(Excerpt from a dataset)
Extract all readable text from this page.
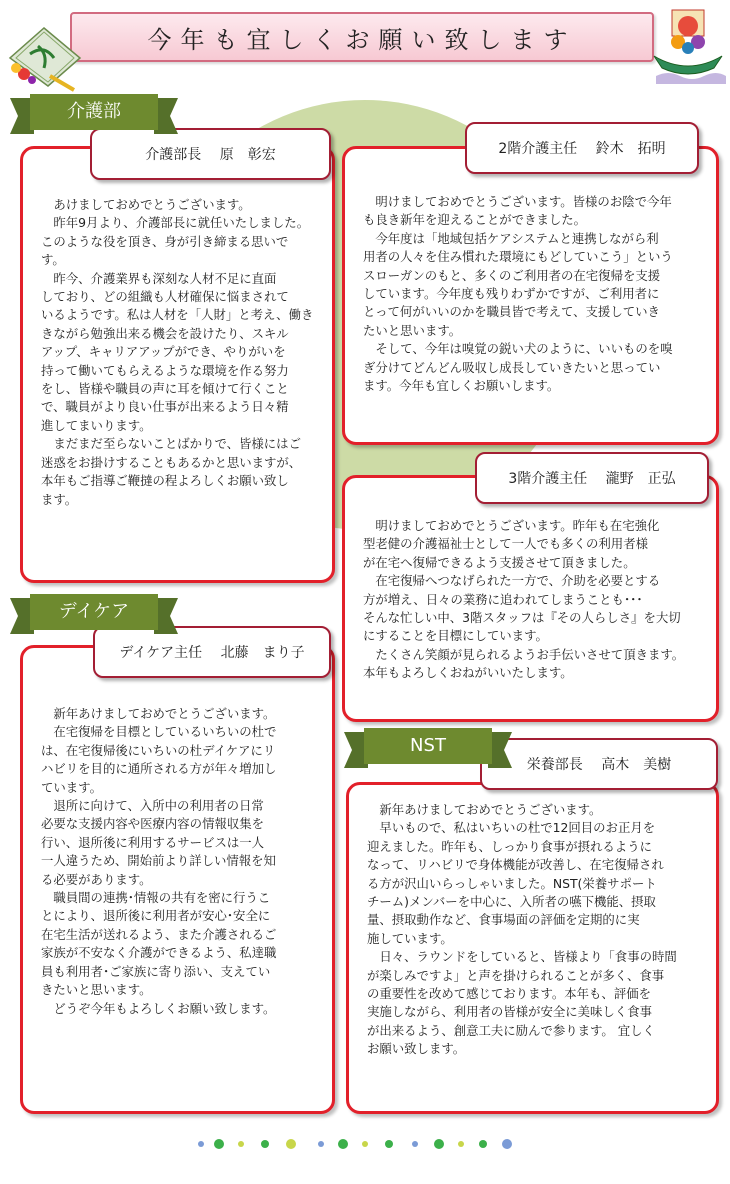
今年も宜しくお願い致します
　あけましておめでとうございます。
　昨年9月より、介護部長に就任いたしました。
このような役を頂き、身が引き締まる思いで
す。
　昨今、介護業界も深刻な人材不足に直面
しており、どの組織も人材確保に悩まされて
いるようです。私は人材を「人財」と考え、働き
きながら勉強出来る機会を設けたり、スキル
アップ、キャリアアップができ、やりがいを
持って働いてもらえるような環境を作る努力
をし、皆様や職員の声に耳を傾けて行くこと
で、職員がより良い仕事が出来るよう日々精
進してまいります。
　まだまだ至らないことばかりで、皆様にはご
迷惑をお掛けすることもあるかと思いますが、
本年もご指導ご鞭撻の程よろしくお願い致し
ます。
介護部長　 原　彰宏
介護部
　明けましておめでとうございます。皆様のお陰で今年
も良き新年を迎えることができました。
　今年度は「地域包括ケアシステムと連携しながら利
用者の人々を住み慣れた環境にもどしていこう」という
スローガンのもと、多くのご利用者の在宅復帰を支援
しています。今年度も残りわずかですが、ご利用者に
とって何がいいのかを職員皆で考えて、支援していき
たいと思います。
　そして、今年は嗅覚の鋭い犬のように、いいものを嗅
ぎ分けてどんどん吸収し成長していきたいと思ってい
ます。今年も宜しくお願いします。
2階介護主任　 鈴木　拓明
　明けましておめでとうございます。昨年も在宅強化
型老健の介護福祉士として一人でも多くの利用者様
が在宅へ復帰できるよう支援させて頂きました。
　在宅復帰へつなげられた一方で、介助を必要とする
方が増え、日々の業務に追われてしまうことも･･･
そんな忙しい中、3階スタッフは『その人らしさ』を大切
にすることを目標にしています。
　たくさん笑顔が見られるようお手伝いさせて頂きます。
本年もよろしくおねがいいたします。
3階介護主任　 瀧野　正弘
　新年あけましておめでとうございます。
　在宅復帰を目標としているいちいの杜で
は、在宅復帰後にいちいの杜デイケアにリ
ハビリを目的に通所される方が年々増加し
ています。
　退所に向けて、入所中の利用者の日常
必要な支援内容や医療内容の情報収集を
行い、退所後に利用するサービスは一人
一人違うため、開始前より詳しい情報を知
る必要があります。
　職員間の連携･情報の共有を密に行うこ
とにより、退所後に利用者が安心･安全に
在宅生活が送れるよう、また介護されるご
家族が不安なく介護ができるよう、私達職
員も利用者･ご家族に寄り添い、支えてい
きたいと思います。
　どうぞ今年もよろしくお願い致します。
デイケア主任　 北藤　まり子
デイケア
　新年あけましておめでとうございます。
　早いもので、私はいちいの杜で12回目のお正月を
迎えました。昨年も、しっかり食事が摂れるように
なって、リハビリで身体機能が改善し、在宅復帰され
る方が沢山いらっしゃいました。NST(栄養サポート
チーム)メンバーを中心に、入所者の嚥下機能、摂取
量、摂取動作など、食事場面の評価を定期的に実
施しています。
　日々、ラウンドをしていると、皆様より「食事の時間
が楽しみですよ」と声を掛けられることが多く、食事
の重要性を改めて感じております。本年も、評価を
実施しながら、利用者の皆様が安全に美味しく食事
が出来るよう、創意工夫に励んで参ります。 宜しく
お願い致します。
栄養部長　 高木　美樹
NST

## What needs to be done
Go through the lines above. Select every one that has the string "明けましておめでとうございます".

## Solution to this problem
　明けましておめでとうございます。皆様のお陰で今年
　明けましておめでとうございます。昨年も在宅強化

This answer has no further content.